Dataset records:
* BEGIN *
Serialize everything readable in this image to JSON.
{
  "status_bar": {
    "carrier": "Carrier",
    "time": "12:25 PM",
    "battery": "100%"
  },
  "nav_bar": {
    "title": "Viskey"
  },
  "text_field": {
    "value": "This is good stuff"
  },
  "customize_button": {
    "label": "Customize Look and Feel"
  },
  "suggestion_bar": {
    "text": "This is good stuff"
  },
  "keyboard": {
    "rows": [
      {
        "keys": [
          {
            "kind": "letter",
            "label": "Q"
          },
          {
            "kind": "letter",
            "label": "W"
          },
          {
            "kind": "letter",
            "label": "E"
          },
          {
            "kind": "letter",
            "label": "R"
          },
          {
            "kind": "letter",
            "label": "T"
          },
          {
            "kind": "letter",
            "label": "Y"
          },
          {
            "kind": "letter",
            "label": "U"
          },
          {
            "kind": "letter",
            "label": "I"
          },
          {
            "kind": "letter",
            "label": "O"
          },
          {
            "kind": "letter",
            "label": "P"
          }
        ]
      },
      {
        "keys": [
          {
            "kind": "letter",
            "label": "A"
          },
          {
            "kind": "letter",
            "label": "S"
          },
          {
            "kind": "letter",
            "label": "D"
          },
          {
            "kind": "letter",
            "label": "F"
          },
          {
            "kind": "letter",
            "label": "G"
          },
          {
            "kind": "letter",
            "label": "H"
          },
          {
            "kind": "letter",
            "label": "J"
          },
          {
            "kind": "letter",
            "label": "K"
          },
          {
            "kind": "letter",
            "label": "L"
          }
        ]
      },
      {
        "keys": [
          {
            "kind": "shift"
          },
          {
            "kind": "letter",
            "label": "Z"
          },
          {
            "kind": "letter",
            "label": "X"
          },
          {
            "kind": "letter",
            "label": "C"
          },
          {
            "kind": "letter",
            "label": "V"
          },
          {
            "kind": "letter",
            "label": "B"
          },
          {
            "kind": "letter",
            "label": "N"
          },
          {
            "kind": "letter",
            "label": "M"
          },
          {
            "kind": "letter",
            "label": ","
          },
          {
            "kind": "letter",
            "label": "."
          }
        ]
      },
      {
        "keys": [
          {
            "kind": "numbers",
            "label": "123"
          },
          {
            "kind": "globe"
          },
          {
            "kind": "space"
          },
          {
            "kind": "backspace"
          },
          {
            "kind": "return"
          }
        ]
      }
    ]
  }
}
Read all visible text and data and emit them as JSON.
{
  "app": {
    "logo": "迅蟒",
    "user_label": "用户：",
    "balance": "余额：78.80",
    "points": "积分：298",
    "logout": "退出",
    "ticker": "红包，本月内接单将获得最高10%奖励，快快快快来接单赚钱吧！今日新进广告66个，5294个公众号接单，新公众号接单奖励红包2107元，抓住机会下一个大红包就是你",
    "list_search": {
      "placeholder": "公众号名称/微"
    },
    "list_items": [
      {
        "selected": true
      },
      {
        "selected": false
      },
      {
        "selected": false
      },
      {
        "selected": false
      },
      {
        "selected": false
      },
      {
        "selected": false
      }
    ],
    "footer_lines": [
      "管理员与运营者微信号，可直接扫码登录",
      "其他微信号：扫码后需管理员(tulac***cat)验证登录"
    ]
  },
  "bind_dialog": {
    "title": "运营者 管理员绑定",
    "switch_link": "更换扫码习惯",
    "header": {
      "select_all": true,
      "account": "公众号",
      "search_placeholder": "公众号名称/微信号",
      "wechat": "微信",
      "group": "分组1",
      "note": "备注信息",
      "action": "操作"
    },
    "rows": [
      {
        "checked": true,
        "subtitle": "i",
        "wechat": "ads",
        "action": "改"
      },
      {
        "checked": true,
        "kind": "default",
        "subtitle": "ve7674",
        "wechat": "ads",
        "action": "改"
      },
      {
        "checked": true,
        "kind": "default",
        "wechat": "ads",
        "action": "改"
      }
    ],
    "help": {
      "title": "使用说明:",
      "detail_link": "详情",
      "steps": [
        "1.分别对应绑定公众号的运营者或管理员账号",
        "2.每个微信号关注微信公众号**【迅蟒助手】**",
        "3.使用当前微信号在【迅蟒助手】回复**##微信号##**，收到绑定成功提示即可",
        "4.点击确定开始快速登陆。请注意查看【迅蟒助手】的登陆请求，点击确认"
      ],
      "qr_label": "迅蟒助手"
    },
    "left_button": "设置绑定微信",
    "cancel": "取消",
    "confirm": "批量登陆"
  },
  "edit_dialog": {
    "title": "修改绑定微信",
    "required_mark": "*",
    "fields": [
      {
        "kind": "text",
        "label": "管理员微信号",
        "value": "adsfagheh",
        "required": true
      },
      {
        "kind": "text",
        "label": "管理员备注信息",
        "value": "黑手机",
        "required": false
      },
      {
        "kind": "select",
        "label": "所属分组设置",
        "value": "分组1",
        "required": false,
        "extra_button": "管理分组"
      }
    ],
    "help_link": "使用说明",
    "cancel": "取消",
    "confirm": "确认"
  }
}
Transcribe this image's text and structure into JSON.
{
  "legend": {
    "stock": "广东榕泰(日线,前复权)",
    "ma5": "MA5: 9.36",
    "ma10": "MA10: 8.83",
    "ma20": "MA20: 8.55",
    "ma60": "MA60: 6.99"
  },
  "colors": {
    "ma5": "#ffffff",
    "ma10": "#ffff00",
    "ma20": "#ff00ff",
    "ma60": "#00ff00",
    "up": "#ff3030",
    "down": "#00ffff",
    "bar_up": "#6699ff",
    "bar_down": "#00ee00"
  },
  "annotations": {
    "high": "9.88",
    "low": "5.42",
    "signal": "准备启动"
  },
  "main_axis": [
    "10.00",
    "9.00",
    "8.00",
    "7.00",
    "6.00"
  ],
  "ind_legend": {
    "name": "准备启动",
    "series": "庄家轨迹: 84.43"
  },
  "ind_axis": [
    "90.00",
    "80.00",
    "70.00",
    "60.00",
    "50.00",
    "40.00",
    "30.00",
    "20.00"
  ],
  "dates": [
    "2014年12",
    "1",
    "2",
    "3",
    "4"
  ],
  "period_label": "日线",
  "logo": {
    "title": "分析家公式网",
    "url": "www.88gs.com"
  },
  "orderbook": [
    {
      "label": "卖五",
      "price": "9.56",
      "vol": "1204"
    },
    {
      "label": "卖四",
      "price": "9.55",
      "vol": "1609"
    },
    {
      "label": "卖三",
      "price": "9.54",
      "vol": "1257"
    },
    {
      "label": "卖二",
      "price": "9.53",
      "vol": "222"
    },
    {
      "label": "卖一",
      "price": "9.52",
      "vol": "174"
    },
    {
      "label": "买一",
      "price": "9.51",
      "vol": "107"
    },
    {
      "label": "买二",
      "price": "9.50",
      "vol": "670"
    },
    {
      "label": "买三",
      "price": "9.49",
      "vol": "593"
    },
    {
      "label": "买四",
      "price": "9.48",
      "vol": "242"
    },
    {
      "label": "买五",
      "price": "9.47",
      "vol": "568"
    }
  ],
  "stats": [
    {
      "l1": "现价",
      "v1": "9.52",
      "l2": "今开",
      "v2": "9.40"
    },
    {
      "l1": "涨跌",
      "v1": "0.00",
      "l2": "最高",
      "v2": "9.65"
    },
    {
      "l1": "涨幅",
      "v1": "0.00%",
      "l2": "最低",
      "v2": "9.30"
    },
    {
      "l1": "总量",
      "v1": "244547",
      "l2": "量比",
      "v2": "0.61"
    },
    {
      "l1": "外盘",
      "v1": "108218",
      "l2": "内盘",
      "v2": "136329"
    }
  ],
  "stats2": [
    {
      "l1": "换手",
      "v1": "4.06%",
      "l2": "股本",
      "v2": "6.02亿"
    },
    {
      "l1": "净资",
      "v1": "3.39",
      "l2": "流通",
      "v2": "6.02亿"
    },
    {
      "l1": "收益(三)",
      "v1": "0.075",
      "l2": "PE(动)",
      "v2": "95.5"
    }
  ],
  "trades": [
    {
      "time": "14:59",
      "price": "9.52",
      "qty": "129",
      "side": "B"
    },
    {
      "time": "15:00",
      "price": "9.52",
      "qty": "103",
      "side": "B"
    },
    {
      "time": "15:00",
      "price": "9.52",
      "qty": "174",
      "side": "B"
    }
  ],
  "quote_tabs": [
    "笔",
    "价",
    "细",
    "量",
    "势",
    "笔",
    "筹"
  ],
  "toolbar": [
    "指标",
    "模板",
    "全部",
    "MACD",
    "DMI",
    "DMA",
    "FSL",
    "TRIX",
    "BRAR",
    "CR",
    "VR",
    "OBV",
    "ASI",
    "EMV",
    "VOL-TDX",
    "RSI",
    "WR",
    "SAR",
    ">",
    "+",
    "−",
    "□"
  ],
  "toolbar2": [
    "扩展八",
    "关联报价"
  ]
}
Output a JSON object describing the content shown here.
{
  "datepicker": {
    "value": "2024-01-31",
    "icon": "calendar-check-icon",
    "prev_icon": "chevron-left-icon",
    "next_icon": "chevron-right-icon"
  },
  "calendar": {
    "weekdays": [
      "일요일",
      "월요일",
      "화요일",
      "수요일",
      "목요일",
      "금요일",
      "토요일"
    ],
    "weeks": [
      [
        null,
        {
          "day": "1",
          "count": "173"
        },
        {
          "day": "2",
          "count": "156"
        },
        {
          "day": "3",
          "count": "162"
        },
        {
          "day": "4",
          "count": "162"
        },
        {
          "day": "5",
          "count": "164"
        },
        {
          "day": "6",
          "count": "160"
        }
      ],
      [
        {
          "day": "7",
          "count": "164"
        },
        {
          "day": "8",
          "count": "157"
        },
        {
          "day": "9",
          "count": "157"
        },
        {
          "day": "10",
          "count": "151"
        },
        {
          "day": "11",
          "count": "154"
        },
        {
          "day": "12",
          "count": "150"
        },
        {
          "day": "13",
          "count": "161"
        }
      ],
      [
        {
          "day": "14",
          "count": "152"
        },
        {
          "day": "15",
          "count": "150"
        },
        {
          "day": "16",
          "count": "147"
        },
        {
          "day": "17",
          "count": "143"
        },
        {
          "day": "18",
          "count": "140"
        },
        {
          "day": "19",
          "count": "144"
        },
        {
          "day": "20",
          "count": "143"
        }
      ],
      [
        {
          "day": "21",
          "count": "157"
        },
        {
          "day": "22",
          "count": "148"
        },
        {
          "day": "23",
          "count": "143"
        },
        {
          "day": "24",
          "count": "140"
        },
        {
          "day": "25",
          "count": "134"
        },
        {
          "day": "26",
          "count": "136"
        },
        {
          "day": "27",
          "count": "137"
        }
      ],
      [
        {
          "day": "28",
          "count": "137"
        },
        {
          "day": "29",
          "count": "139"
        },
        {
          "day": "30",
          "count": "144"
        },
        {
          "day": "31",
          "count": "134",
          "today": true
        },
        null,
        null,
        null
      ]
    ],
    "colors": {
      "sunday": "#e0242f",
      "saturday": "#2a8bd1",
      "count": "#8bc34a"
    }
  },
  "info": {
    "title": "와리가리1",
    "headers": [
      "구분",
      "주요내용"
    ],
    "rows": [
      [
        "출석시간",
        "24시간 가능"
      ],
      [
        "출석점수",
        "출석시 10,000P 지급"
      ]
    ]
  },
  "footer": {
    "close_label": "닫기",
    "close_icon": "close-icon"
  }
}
* END *
== Exercise aim ==
Check each line of the records for the string "icon" and state how many lines contain it. Give only the number.

== Answer to this problem ==
4